[REQUEST]
Look for the string "Precipitation" in every line, and copy each line that has it.

[RECORDED INFORMATION]

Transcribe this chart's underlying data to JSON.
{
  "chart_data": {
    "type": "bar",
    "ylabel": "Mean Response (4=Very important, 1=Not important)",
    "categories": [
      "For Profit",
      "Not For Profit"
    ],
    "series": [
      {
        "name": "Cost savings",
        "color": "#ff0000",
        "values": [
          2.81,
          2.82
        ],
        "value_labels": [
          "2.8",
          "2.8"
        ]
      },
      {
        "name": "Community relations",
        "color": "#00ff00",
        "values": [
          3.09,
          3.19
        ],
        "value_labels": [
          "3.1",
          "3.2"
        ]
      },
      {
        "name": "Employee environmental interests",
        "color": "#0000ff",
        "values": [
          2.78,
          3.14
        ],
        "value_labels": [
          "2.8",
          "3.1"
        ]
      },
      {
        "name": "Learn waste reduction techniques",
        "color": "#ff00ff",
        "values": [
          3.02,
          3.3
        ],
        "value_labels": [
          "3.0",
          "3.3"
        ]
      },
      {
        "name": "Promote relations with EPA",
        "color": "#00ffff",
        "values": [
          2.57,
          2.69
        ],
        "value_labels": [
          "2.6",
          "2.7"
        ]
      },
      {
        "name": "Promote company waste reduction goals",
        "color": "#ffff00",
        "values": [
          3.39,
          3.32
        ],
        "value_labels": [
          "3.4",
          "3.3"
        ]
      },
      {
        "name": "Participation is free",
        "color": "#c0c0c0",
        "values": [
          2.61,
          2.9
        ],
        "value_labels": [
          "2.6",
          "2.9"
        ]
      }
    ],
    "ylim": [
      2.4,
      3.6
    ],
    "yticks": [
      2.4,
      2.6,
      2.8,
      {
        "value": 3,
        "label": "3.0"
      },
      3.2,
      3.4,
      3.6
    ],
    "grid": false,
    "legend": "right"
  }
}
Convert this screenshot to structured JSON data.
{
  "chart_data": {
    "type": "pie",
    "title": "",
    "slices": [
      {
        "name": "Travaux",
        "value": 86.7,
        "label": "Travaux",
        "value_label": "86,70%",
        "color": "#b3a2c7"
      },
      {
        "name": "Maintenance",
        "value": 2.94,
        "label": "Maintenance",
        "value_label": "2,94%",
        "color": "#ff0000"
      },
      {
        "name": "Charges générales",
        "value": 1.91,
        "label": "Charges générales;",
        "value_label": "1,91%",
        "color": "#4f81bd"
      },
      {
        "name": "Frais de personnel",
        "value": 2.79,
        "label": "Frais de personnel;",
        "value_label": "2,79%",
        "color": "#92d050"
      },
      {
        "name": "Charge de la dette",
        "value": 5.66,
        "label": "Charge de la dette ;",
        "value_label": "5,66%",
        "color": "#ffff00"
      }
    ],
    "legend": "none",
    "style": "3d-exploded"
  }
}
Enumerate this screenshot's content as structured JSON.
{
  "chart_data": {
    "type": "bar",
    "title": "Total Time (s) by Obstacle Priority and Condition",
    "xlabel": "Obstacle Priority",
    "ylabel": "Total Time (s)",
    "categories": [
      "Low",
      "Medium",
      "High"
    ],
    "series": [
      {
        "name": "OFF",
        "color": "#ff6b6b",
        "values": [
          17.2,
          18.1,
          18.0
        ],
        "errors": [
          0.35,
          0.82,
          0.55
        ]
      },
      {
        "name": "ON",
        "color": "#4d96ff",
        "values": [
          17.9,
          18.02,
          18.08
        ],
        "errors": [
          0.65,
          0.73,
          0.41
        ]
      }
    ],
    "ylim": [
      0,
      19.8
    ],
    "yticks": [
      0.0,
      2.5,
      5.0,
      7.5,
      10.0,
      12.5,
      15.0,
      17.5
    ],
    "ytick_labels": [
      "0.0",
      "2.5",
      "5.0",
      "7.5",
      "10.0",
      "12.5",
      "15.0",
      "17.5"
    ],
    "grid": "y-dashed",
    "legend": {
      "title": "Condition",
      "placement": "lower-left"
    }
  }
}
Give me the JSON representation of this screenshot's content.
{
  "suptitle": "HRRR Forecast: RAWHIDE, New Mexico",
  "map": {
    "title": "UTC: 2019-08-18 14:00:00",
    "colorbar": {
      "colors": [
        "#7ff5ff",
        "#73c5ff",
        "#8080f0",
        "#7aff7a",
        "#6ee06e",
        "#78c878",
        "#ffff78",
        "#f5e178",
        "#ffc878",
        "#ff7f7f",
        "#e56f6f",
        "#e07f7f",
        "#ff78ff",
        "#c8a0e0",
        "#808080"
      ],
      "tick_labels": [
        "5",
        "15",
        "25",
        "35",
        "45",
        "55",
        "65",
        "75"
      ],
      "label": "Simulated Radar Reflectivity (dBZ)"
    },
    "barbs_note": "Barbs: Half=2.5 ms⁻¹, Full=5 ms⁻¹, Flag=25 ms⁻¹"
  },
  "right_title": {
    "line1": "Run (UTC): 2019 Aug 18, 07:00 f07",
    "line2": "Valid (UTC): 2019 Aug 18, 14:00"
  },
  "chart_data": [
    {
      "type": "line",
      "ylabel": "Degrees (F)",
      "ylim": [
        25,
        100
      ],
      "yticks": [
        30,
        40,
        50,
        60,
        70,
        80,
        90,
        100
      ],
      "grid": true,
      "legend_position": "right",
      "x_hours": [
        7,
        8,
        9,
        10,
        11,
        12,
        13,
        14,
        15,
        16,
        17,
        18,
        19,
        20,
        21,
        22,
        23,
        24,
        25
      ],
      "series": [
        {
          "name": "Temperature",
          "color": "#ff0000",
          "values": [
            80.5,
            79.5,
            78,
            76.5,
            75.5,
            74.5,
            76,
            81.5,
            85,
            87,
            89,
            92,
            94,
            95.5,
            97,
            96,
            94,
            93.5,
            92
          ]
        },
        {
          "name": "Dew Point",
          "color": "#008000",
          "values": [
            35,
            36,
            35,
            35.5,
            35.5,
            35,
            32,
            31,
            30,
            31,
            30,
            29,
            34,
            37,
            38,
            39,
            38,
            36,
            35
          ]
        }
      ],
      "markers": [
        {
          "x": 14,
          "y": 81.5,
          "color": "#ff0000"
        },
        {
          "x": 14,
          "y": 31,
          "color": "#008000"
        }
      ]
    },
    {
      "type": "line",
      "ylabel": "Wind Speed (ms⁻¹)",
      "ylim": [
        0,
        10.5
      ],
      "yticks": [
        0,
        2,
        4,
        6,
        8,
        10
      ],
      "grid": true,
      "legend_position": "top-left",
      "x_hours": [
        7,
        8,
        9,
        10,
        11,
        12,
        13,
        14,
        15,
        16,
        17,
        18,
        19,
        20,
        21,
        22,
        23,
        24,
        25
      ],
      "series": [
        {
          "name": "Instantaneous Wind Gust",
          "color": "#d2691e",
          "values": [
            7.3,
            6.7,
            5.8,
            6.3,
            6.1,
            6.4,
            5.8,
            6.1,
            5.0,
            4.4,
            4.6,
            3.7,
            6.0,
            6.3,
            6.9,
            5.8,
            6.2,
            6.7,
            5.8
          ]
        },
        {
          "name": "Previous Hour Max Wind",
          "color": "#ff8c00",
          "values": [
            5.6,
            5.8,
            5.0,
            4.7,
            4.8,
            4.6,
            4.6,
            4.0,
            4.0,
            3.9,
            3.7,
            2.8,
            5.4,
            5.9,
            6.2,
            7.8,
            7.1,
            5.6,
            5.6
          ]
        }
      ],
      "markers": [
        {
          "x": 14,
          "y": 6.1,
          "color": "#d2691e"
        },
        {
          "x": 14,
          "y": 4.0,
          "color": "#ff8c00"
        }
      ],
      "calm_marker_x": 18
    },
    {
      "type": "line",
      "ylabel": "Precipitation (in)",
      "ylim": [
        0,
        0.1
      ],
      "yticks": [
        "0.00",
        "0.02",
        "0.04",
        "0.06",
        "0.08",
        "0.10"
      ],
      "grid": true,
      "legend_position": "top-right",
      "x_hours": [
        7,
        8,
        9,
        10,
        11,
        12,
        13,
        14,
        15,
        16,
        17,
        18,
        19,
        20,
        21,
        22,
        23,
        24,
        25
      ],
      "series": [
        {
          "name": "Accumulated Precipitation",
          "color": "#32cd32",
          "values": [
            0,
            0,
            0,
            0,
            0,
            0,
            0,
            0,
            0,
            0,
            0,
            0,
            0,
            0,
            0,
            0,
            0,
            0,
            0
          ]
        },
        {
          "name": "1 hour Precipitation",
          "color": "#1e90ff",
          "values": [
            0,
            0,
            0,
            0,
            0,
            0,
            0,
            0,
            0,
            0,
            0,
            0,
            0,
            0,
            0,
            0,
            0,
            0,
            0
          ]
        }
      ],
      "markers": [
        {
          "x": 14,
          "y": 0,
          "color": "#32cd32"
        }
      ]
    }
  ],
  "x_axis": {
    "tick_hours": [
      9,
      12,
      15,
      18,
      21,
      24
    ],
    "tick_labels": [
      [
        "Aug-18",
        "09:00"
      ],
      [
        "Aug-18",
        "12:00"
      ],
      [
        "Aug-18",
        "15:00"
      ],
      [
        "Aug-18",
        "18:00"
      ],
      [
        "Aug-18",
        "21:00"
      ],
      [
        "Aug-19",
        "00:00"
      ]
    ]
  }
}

[SOLUTION]
      "ylabel": "Precipitation (in)",
          "name": "Accumulated Precipitation",
          "name": "1 hour Precipitation",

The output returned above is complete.